*Exercise*
What follows is a listing. Return every line of it exactly.

*Available records*
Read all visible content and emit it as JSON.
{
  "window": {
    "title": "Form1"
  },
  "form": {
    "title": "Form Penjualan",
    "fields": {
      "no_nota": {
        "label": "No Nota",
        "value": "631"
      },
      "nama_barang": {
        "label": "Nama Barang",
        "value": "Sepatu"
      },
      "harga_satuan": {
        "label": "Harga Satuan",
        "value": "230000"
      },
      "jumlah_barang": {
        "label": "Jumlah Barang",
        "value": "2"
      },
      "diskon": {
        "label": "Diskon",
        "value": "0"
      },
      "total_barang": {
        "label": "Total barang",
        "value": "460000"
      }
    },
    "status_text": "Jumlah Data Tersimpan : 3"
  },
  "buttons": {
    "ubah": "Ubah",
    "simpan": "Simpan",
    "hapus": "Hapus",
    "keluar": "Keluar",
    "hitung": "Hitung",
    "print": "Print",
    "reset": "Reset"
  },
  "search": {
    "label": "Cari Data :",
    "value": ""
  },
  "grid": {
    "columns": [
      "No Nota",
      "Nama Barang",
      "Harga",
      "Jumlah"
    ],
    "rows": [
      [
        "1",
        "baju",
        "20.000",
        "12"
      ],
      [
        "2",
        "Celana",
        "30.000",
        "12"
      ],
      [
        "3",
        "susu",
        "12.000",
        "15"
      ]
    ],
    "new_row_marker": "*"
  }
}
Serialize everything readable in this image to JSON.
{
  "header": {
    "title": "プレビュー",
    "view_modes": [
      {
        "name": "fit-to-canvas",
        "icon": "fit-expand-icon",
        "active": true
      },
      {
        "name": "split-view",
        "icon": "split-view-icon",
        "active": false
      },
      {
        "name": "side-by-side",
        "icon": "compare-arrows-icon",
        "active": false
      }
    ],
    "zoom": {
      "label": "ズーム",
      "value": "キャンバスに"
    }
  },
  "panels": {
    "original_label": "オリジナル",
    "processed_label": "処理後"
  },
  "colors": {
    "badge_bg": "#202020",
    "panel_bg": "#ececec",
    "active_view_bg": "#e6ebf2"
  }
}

*Response to the task*
Read all visible content and emit it as JSON.
{
  "window": {
    "title": "Form1"
  },
  "form": {
    "title": "Form Penjualan",
    "fields": {
      "no_nota": {
        "label": "No Nota",
        "value": "631"
      },
      "nama_barang": {
        "label": "Nama Barang",
        "value": "Sepatu"
      },
      "harga_satuan": {
        "label": "Harga Satuan",
        "value": "230000"
      },
      "jumlah_barang": {
        "label": "Jumlah Barang",
        "value": "2"
      },
      "diskon": {
        "label": "Diskon",
        "value": "0"
      },
      "total_barang": {
        "label": "Total barang",
        "value": "460000"
      }
    },
    "status_text": "Jumlah Data Tersimpan : 3"
  },
  "buttons": {
    "ubah": "Ubah",
    "simpan": "Simpan",
    "hapus": "Hapus",
    "keluar": "Keluar",
    "hitung": "Hitung",
    "print": "Print",
    "reset": "Reset"
  },
  "search": {
    "label": "Cari Data :",
    "value": ""
  },
  "grid": {
    "columns": [
      "No Nota",
      "Nama Barang",
      "Harga",
      "Jumlah"
    ],
    "rows": [
      [
        "1",
        "baju",
        "20.000",
        "12"
      ],
      [
        "2",
        "Celana",
        "30.000",
        "12"
      ],
      [
        "3",
        "susu",
        "12.000",
        "15"
      ]
    ],
    "new_row_marker": "*"
  }
}
Serialize everything readable in this image to JSON.
{
  "header": {
    "title": "プレビュー",
    "view_modes": [
      {
        "name": "fit-to-canvas",
        "icon": "fit-expand-icon",
        "active": true
      },
      {
        "name": "split-view",
        "icon": "split-view-icon",
        "active": false
      },
      {
        "name": "side-by-side",
        "icon": "compare-arrows-icon",
        "active": false
      }
    ],
    "zoom": {
      "label": "ズーム",
      "value": "キャンバスに"
    }
  },
  "panels": {
    "original_label": "オリジナル",
    "processed_label": "処理後"
  },
  "colors": {
    "badge_bg": "#202020",
    "panel_bg": "#ececec",
    "active_view_bg": "#e6ebf2"
  }
}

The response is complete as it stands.